Element location data:
^^^^
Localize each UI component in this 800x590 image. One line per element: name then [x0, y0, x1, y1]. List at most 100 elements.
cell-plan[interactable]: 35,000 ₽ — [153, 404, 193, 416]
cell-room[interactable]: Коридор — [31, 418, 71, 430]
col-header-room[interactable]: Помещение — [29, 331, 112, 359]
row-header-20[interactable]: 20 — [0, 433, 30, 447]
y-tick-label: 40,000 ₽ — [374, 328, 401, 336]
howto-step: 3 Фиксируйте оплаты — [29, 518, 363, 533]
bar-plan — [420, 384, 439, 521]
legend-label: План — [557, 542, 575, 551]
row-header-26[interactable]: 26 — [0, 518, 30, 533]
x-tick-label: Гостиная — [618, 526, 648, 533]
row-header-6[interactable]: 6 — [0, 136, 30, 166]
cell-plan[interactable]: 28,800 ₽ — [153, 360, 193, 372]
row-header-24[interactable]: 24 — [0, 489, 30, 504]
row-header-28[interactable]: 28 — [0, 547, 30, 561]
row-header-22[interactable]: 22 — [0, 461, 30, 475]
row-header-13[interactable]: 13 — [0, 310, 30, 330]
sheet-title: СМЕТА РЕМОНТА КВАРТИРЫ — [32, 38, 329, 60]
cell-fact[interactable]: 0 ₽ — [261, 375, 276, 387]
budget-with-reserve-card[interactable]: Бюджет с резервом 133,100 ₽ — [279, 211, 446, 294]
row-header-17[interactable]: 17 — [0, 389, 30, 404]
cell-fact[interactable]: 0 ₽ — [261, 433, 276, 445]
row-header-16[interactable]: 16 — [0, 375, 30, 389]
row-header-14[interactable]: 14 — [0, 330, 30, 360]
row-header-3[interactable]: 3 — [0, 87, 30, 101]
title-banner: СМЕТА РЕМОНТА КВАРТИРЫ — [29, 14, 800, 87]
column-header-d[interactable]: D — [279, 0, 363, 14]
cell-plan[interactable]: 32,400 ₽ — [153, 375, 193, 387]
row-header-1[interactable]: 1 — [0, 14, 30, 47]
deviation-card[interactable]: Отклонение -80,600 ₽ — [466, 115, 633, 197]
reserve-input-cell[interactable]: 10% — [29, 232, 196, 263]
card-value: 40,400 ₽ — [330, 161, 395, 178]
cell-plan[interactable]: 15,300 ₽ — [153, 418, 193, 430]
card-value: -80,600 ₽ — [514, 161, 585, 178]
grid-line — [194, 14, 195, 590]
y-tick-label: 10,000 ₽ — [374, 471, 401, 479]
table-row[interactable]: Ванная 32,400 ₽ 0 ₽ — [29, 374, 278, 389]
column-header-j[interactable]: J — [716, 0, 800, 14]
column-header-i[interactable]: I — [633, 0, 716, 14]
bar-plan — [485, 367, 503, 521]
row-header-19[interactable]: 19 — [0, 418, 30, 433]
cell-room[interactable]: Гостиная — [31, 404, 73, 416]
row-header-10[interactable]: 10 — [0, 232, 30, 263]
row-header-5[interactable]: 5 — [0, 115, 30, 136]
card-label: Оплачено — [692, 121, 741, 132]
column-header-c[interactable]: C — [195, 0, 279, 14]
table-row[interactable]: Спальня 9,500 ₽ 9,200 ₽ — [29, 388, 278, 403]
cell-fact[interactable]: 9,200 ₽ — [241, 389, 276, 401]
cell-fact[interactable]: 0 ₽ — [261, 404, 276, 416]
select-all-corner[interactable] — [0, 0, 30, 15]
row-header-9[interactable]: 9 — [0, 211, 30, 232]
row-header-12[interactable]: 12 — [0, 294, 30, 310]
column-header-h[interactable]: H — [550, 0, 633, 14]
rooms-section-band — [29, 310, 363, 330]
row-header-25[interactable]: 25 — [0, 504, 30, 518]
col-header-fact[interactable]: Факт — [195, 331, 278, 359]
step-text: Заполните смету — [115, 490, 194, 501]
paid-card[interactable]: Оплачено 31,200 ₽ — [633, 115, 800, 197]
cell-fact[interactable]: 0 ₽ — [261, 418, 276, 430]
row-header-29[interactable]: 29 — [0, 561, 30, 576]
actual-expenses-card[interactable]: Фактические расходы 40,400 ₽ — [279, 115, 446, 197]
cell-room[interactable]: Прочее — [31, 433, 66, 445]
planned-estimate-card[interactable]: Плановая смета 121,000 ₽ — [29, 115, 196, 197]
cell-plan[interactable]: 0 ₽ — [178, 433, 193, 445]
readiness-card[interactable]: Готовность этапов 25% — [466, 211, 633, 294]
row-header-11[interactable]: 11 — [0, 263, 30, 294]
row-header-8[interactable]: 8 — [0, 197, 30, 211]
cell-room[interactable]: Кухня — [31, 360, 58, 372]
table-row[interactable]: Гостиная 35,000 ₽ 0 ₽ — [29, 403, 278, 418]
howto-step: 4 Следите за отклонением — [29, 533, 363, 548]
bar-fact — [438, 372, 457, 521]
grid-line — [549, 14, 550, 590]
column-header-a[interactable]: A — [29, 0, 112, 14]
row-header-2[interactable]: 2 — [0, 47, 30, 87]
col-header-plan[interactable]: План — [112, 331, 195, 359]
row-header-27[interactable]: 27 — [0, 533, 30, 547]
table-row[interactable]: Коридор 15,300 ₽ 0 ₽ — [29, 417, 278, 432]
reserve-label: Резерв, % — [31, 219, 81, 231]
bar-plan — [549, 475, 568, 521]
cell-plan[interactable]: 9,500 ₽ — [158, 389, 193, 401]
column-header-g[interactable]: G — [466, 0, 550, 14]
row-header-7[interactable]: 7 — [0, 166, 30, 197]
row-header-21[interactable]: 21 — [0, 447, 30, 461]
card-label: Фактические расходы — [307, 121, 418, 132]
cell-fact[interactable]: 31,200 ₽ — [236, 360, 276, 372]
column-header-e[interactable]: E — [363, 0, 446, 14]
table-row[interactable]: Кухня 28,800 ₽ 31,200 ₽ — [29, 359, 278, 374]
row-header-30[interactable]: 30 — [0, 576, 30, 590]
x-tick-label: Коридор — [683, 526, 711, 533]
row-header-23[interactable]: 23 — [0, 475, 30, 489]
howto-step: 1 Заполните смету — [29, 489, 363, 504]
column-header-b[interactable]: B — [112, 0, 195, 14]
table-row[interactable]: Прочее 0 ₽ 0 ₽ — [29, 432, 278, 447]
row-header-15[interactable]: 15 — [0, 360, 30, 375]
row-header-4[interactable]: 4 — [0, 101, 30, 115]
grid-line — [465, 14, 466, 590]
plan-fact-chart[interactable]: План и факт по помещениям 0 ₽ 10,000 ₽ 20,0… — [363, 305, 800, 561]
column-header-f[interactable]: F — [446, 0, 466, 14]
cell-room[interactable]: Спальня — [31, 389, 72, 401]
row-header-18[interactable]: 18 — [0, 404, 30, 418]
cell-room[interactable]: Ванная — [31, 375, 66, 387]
^^^^
Retype every line of the records above verbatim, from the first line to the last, with no omissions or changes.

Localize each UI component in this 800x590 image. One line per element: name then [x0, y0, x1, y1]. List at most 100 elements.
cell-plan[interactable]: 35,000 ₽ — [153, 404, 193, 416]
cell-room[interactable]: Коридор — [31, 418, 71, 430]
col-header-room[interactable]: Помещение — [29, 331, 112, 359]
row-header-20[interactable]: 20 — [0, 433, 30, 447]
y-tick-label: 40,000 ₽ — [374, 328, 401, 336]
howto-step: 3 Фиксируйте оплаты — [29, 518, 363, 533]
bar-plan — [420, 384, 439, 521]
legend-label: План — [557, 542, 575, 551]
row-header-26[interactable]: 26 — [0, 518, 30, 533]
x-tick-label: Гостиная — [618, 526, 648, 533]
row-header-6[interactable]: 6 — [0, 136, 30, 166]
cell-plan[interactable]: 28,800 ₽ — [153, 360, 193, 372]
row-header-24[interactable]: 24 — [0, 489, 30, 504]
row-header-28[interactable]: 28 — [0, 547, 30, 561]
row-header-22[interactable]: 22 — [0, 461, 30, 475]
row-header-13[interactable]: 13 — [0, 310, 30, 330]
sheet-title: СМЕТА РЕМОНТА КВАРТИРЫ — [32, 38, 329, 60]
cell-fact[interactable]: 0 ₽ — [261, 375, 276, 387]
budget-with-reserve-card[interactable]: Бюджет с резервом 133,100 ₽ — [279, 211, 446, 294]
row-header-17[interactable]: 17 — [0, 389, 30, 404]
cell-fact[interactable]: 0 ₽ — [261, 433, 276, 445]
row-header-16[interactable]: 16 — [0, 375, 30, 389]
row-header-14[interactable]: 14 — [0, 330, 30, 360]
row-header-3[interactable]: 3 — [0, 87, 30, 101]
title-banner: СМЕТА РЕМОНТА КВАРТИРЫ — [29, 14, 800, 87]
column-header-d[interactable]: D — [279, 0, 363, 14]
cell-plan[interactable]: 32,400 ₽ — [153, 375, 193, 387]
row-header-1[interactable]: 1 — [0, 14, 30, 47]
deviation-card[interactable]: Отклонение -80,600 ₽ — [466, 115, 633, 197]
reserve-input-cell[interactable]: 10% — [29, 232, 196, 263]
card-value: 40,400 ₽ — [330, 161, 395, 178]
cell-plan[interactable]: 15,300 ₽ — [153, 418, 193, 430]
card-value: -80,600 ₽ — [514, 161, 585, 178]
grid-line — [194, 14, 195, 590]
y-tick-label: 10,000 ₽ — [374, 471, 401, 479]
table-row[interactable]: Ванная 32,400 ₽ 0 ₽ — [29, 374, 278, 389]
column-header-j[interactable]: J — [716, 0, 800, 14]
column-header-i[interactable]: I — [633, 0, 716, 14]
bar-plan — [485, 367, 503, 521]
row-header-19[interactable]: 19 — [0, 418, 30, 433]
cell-room[interactable]: Гостиная — [31, 404, 73, 416]
row-header-10[interactable]: 10 — [0, 232, 30, 263]
row-header-5[interactable]: 5 — [0, 115, 30, 136]
card-label: Оплачено — [692, 121, 741, 132]
column-header-c[interactable]: C — [195, 0, 279, 14]
table-row[interactable]: Спальня 9,500 ₽ 9,200 ₽ — [29, 388, 278, 403]
cell-fact[interactable]: 9,200 ₽ — [241, 389, 276, 401]
cell-fact[interactable]: 0 ₽ — [261, 404, 276, 416]
select-all-corner[interactable] — [0, 0, 30, 15]
row-header-9[interactable]: 9 — [0, 211, 30, 232]
row-header-12[interactable]: 12 — [0, 294, 30, 310]
column-header-h[interactable]: H — [550, 0, 633, 14]
rooms-section-band — [29, 310, 363, 330]
row-header-25[interactable]: 25 — [0, 504, 30, 518]
col-header-fact[interactable]: Факт — [195, 331, 278, 359]
step-text: Заполните смету — [115, 490, 194, 501]
paid-card[interactable]: Оплачено 31,200 ₽ — [633, 115, 800, 197]
cell-fact[interactable]: 0 ₽ — [261, 418, 276, 430]
row-header-29[interactable]: 29 — [0, 561, 30, 576]
actual-expenses-card[interactable]: Фактические расходы 40,400 ₽ — [279, 115, 446, 197]
cell-room[interactable]: Прочее — [31, 433, 66, 445]
planned-estimate-card[interactable]: Плановая смета 121,000 ₽ — [29, 115, 196, 197]
cell-plan[interactable]: 0 ₽ — [178, 433, 193, 445]
readiness-card[interactable]: Готовность этапов 25% — [466, 211, 633, 294]
row-header-11[interactable]: 11 — [0, 263, 30, 294]
row-header-8[interactable]: 8 — [0, 197, 30, 211]
cell-room[interactable]: Кухня — [31, 360, 58, 372]
table-row[interactable]: Гостиная 35,000 ₽ 0 ₽ — [29, 403, 278, 418]
howto-step: 4 Следите за отклонением — [29, 533, 363, 548]
bar-fact — [438, 372, 457, 521]
grid-line — [549, 14, 550, 590]
column-header-a[interactable]: A — [29, 0, 112, 14]
row-header-2[interactable]: 2 — [0, 47, 30, 87]
col-header-plan[interactable]: План — [112, 331, 195, 359]
row-header-27[interactable]: 27 — [0, 533, 30, 547]
table-row[interactable]: Коридор 15,300 ₽ 0 ₽ — [29, 417, 278, 432]
reserve-label: Резерв, % — [31, 219, 81, 231]
bar-plan — [549, 475, 568, 521]
cell-plan[interactable]: 9,500 ₽ — [158, 389, 193, 401]
column-header-g[interactable]: G — [466, 0, 550, 14]
row-header-7[interactable]: 7 — [0, 166, 30, 197]
row-header-21[interactable]: 21 — [0, 447, 30, 461]
card-label: Фактические расходы — [307, 121, 418, 132]
cell-fact[interactable]: 31,200 ₽ — [236, 360, 276, 372]
column-header-e[interactable]: E — [363, 0, 446, 14]
table-row[interactable]: Кухня 28,800 ₽ 31,200 ₽ — [29, 359, 278, 374]
row-header-30[interactable]: 30 — [0, 576, 30, 590]
x-tick-label: Коридор — [683, 526, 711, 533]
row-header-23[interactable]: 23 — [0, 475, 30, 489]
howto-step: 1 Заполните смету — [29, 489, 363, 504]
column-header-b[interactable]: B — [112, 0, 195, 14]
table-row[interactable]: Прочее 0 ₽ 0 ₽ — [29, 432, 278, 447]
row-header-15[interactable]: 15 — [0, 360, 30, 375]
row-header-4[interactable]: 4 — [0, 101, 30, 115]
grid-line — [465, 14, 466, 590]
plan-fact-chart[interactable]: План и факт по помещениям 0 ₽ 10,000 ₽ 20,0… — [363, 305, 800, 561]
column-header-f[interactable]: F — [446, 0, 466, 14]
cell-room[interactable]: Спальня — [31, 389, 72, 401]
row-header-18[interactable]: 18 — [0, 404, 30, 418]
cell-room[interactable]: Ванная — [31, 375, 66, 387]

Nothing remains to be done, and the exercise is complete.